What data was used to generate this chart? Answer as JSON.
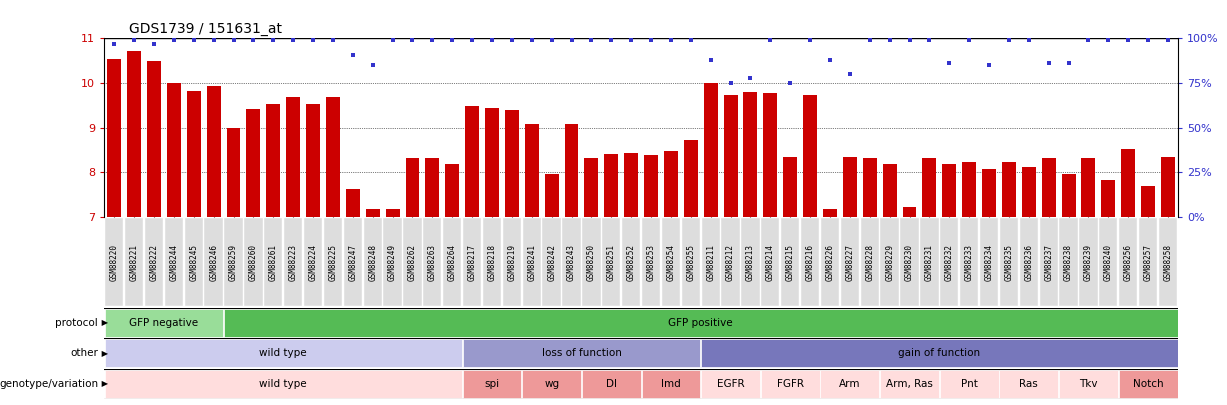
{
  "title": "GDS1739 / 151631_at",
  "bar_color": "#cc0000",
  "dot_color": "#3333cc",
  "samples": [
    "GSM88220",
    "GSM88221",
    "GSM88222",
    "GSM88244",
    "GSM88245",
    "GSM88246",
    "GSM88259",
    "GSM88260",
    "GSM88261",
    "GSM88223",
    "GSM88224",
    "GSM88225",
    "GSM88247",
    "GSM88248",
    "GSM88249",
    "GSM88262",
    "GSM88263",
    "GSM88264",
    "GSM88217",
    "GSM88218",
    "GSM88219",
    "GSM88241",
    "GSM88242",
    "GSM88243",
    "GSM88250",
    "GSM88251",
    "GSM88252",
    "GSM88253",
    "GSM88254",
    "GSM88255",
    "GSM88211",
    "GSM88212",
    "GSM88213",
    "GSM88214",
    "GSM88215",
    "GSM88216",
    "GSM88226",
    "GSM88227",
    "GSM88228",
    "GSM88229",
    "GSM88230",
    "GSM88231",
    "GSM88232",
    "GSM88233",
    "GSM88234",
    "GSM88235",
    "GSM88236",
    "GSM88237",
    "GSM88238",
    "GSM88239",
    "GSM88240",
    "GSM88256",
    "GSM88257",
    "GSM88258"
  ],
  "bar_heights": [
    10.55,
    10.72,
    10.5,
    10.0,
    9.82,
    9.93,
    9.0,
    9.42,
    9.52,
    9.68,
    9.52,
    9.68,
    7.62,
    7.18,
    7.18,
    8.32,
    8.32,
    8.18,
    9.48,
    9.45,
    9.4,
    9.08,
    7.95,
    9.08,
    8.32,
    8.4,
    8.42,
    8.38,
    8.48,
    8.72,
    10.0,
    9.72,
    9.8,
    9.78,
    8.35,
    9.72,
    7.18,
    8.35,
    8.32,
    8.18,
    7.22,
    8.32,
    8.18,
    8.22,
    8.08,
    8.22,
    8.12,
    8.32,
    7.95,
    8.32,
    7.82,
    8.52,
    7.68,
    8.35
  ],
  "dot_percentiles": [
    97,
    99,
    97,
    99,
    99,
    99,
    99,
    99,
    99,
    99,
    99,
    99,
    91,
    85,
    99,
    99,
    99,
    99,
    99,
    99,
    99,
    99,
    99,
    99,
    99,
    99,
    99,
    99,
    99,
    99,
    88,
    75,
    78,
    99,
    75,
    99,
    88,
    80,
    99,
    99,
    99,
    99,
    86,
    99,
    85,
    99,
    99,
    86,
    86,
    99,
    99,
    99,
    99,
    99
  ],
  "ylim_left": [
    7,
    11
  ],
  "yticks_left": [
    7,
    8,
    9,
    10,
    11
  ],
  "yticks_right": [
    0,
    25,
    50,
    75,
    100
  ],
  "protocol_groups": [
    {
      "label": "GFP negative",
      "start": 0,
      "end": 6,
      "color": "#99dd99"
    },
    {
      "label": "GFP positive",
      "start": 6,
      "end": 54,
      "color": "#55bb55"
    }
  ],
  "other_groups": [
    {
      "label": "wild type",
      "start": 0,
      "end": 18,
      "color": "#ccccee"
    },
    {
      "label": "loss of function",
      "start": 18,
      "end": 30,
      "color": "#9999cc"
    },
    {
      "label": "gain of function",
      "start": 30,
      "end": 54,
      "color": "#7777bb"
    }
  ],
  "genotype_groups": [
    {
      "label": "wild type",
      "start": 0,
      "end": 18,
      "color": "#ffdddd"
    },
    {
      "label": "spi",
      "start": 18,
      "end": 21,
      "color": "#ee9999"
    },
    {
      "label": "wg",
      "start": 21,
      "end": 24,
      "color": "#ee9999"
    },
    {
      "label": "Dl",
      "start": 24,
      "end": 27,
      "color": "#ee9999"
    },
    {
      "label": "Imd",
      "start": 27,
      "end": 30,
      "color": "#ee9999"
    },
    {
      "label": "EGFR",
      "start": 30,
      "end": 33,
      "color": "#ffdddd"
    },
    {
      "label": "FGFR",
      "start": 33,
      "end": 36,
      "color": "#ffdddd"
    },
    {
      "label": "Arm",
      "start": 36,
      "end": 39,
      "color": "#ffdddd"
    },
    {
      "label": "Arm, Ras",
      "start": 39,
      "end": 42,
      "color": "#ffdddd"
    },
    {
      "label": "Pnt",
      "start": 42,
      "end": 45,
      "color": "#ffdddd"
    },
    {
      "label": "Ras",
      "start": 45,
      "end": 48,
      "color": "#ffdddd"
    },
    {
      "label": "Tkv",
      "start": 48,
      "end": 51,
      "color": "#ffdddd"
    },
    {
      "label": "Notch",
      "start": 51,
      "end": 54,
      "color": "#ee9999"
    }
  ]
}
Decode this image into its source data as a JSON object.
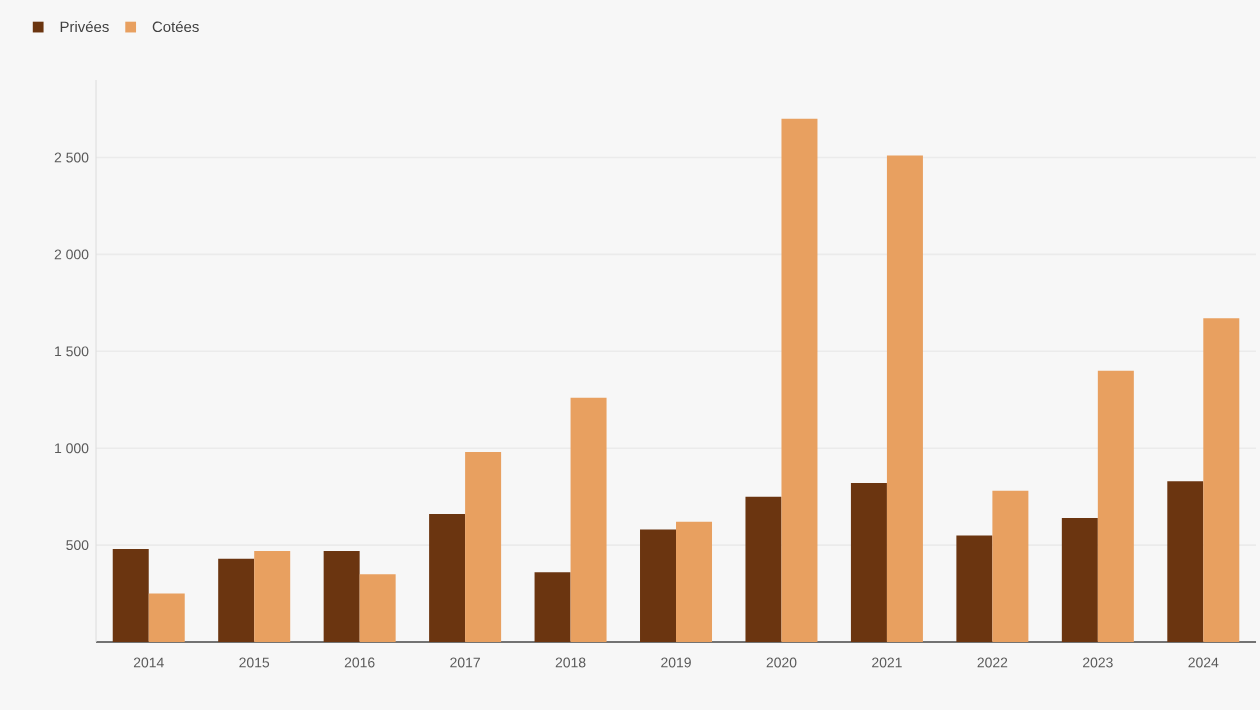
{
  "chart_data": {
    "type": "bar",
    "categories": [
      "2014",
      "2015",
      "2016",
      "2017",
      "2018",
      "2019",
      "2020",
      "2021",
      "2022",
      "2023",
      "2024"
    ],
    "series": [
      {
        "name": "Privées",
        "color": "#6b3510",
        "values": [
          480,
          430,
          470,
          660,
          360,
          580,
          750,
          820,
          550,
          640,
          830
        ]
      },
      {
        "name": "Cotées",
        "color": "#e8a060",
        "values": [
          250,
          470,
          350,
          980,
          1260,
          620,
          2700,
          2510,
          780,
          1400,
          1670
        ]
      }
    ],
    "ylim": [
      0,
      2900
    ],
    "yticks": [
      {
        "value": 500,
        "label": "500"
      },
      {
        "value": 1000,
        "label": "1 000"
      },
      {
        "value": 1500,
        "label": "1 500"
      },
      {
        "value": 2000,
        "label": "2 000"
      },
      {
        "value": 2500,
        "label": "2 500"
      }
    ],
    "grid": "y",
    "legend": "top left"
  }
}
--------------------
# [What you need to do]
Go through the data above and transcribe it in full, omitting any image.

# [Task answer]
What data was used to generate this chart? Answer as JSON.
{
  "title": "GDS1739 / 151631_at",
  "bar_color": "#cc0000",
  "dot_color": "#3333cc",
  "samples": [
    "GSM88220",
    "GSM88221",
    "GSM88222",
    "GSM88244",
    "GSM88245",
    "GSM88246",
    "GSM88259",
    "GSM88260",
    "GSM88261",
    "GSM88223",
    "GSM88224",
    "GSM88225",
    "GSM88247",
    "GSM88248",
    "GSM88249",
    "GSM88262",
    "GSM88263",
    "GSM88264",
    "GSM88217",
    "GSM88218",
    "GSM88219",
    "GSM88241",
    "GSM88242",
    "GSM88243",
    "GSM88250",
    "GSM88251",
    "GSM88252",
    "GSM88253",
    "GSM88254",
    "GSM88255",
    "GSM88211",
    "GSM88212",
    "GSM88213",
    "GSM88214",
    "GSM88215",
    "GSM88216",
    "GSM88226",
    "GSM88227",
    "GSM88228",
    "GSM88229",
    "GSM88230",
    "GSM88231",
    "GSM88232",
    "GSM88233",
    "GSM88234",
    "GSM88235",
    "GSM88236",
    "GSM88237",
    "GSM88238",
    "GSM88239",
    "GSM88240",
    "GSM88256",
    "GSM88257",
    "GSM88258"
  ],
  "bar_heights": [
    10.55,
    10.72,
    10.5,
    10.0,
    9.82,
    9.93,
    9.0,
    9.42,
    9.52,
    9.68,
    9.52,
    9.68,
    7.62,
    7.18,
    7.18,
    8.32,
    8.32,
    8.18,
    9.48,
    9.45,
    9.4,
    9.08,
    7.95,
    9.08,
    8.32,
    8.4,
    8.42,
    8.38,
    8.48,
    8.72,
    10.0,
    9.72,
    9.8,
    9.78,
    8.35,
    9.72,
    7.18,
    8.35,
    8.32,
    8.18,
    7.22,
    8.32,
    8.18,
    8.22,
    8.08,
    8.22,
    8.12,
    8.32,
    7.95,
    8.32,
    7.82,
    8.52,
    7.68,
    8.35
  ],
  "dot_percentiles": [
    97,
    99,
    97,
    99,
    99,
    99,
    99,
    99,
    99,
    99,
    99,
    99,
    91,
    85,
    99,
    99,
    99,
    99,
    99,
    99,
    99,
    99,
    99,
    99,
    99,
    99,
    99,
    99,
    99,
    99,
    88,
    75,
    78,
    99,
    75,
    99,
    88,
    80,
    99,
    99,
    99,
    99,
    86,
    99,
    85,
    99,
    99,
    86,
    86,
    99,
    99,
    99,
    99,
    99
  ],
  "ylim_left": [
    7,
    11
  ],
  "yticks_left": [
    7,
    8,
    9,
    10,
    11
  ],
  "yticks_right": [
    0,
    25,
    50,
    75,
    100
  ],
  "protocol_groups": [
    {
      "label": "GFP negative",
      "start": 0,
      "end": 6,
      "color": "#99dd99"
    },
    {
      "label": "GFP positive",
      "start": 6,
      "end": 54,
      "color": "#55bb55"
    }
  ],
  "other_groups": [
    {
      "label": "wild type",
      "start": 0,
      "end": 18,
      "color": "#ccccee"
    },
    {
      "label": "loss of function",
      "start": 18,
      "end": 30,
      "color": "#9999cc"
    },
    {
      "label": "gain of function",
      "start": 30,
      "end": 54,
      "color": "#7777bb"
    }
  ],
  "genotype_groups": [
    {
      "label": "wild type",
      "start": 0,
      "end": 18,
      "color": "#ffdddd"
    },
    {
      "label": "spi",
      "start": 18,
      "end": 21,
      "color": "#ee9999"
    },
    {
      "label": "wg",
      "start": 21,
      "end": 24,
      "color": "#ee9999"
    },
    {
      "label": "Dl",
      "start": 24,
      "end": 27,
      "color": "#ee9999"
    },
    {
      "label": "Imd",
      "start": 27,
      "end": 30,
      "color": "#ee9999"
    },
    {
      "label": "EGFR",
      "start": 30,
      "end": 33,
      "color": "#ffdddd"
    },
    {
      "label": "FGFR",
      "start": 33,
      "end": 36,
      "color": "#ffdddd"
    },
    {
      "label": "Arm",
      "start": 36,
      "end": 39,
      "color": "#ffdddd"
    },
    {
      "label": "Arm, Ras",
      "start": 39,
      "end": 42,
      "color": "#ffdddd"
    },
    {
      "label": "Pnt",
      "start": 42,
      "end": 45,
      "color": "#ffdddd"
    },
    {
      "label": "Ras",
      "start": 45,
      "end": 48,
      "color": "#ffdddd"
    },
    {
      "label": "Tkv",
      "start": 48,
      "end": 51,
      "color": "#ffdddd"
    },
    {
      "label": "Notch",
      "start": 51,
      "end": 54,
      "color": "#ee9999"
    }
  ]
}
Decode this image into its source data as a JSON object.
{
  "chart_data": {
    "type": "bar",
    "categories": [
      "2014",
      "2015",
      "2016",
      "2017",
      "2018",
      "2019",
      "2020",
      "2021",
      "2022",
      "2023",
      "2024"
    ],
    "series": [
      {
        "name": "Privées",
        "color": "#6b3510",
        "values": [
          480,
          430,
          470,
          660,
          360,
          580,
          750,
          820,
          550,
          640,
          830
        ]
      },
      {
        "name": "Cotées",
        "color": "#e8a060",
        "values": [
          250,
          470,
          350,
          980,
          1260,
          620,
          2700,
          2510,
          780,
          1400,
          1670
        ]
      }
    ],
    "ylim": [
      0,
      2900
    ],
    "yticks": [
      {
        "value": 500,
        "label": "500"
      },
      {
        "value": 1000,
        "label": "1 000"
      },
      {
        "value": 1500,
        "label": "1 500"
      },
      {
        "value": 2000,
        "label": "2 000"
      },
      {
        "value": 2500,
        "label": "2 500"
      }
    ],
    "grid": "y",
    "legend": "top left"
  }
}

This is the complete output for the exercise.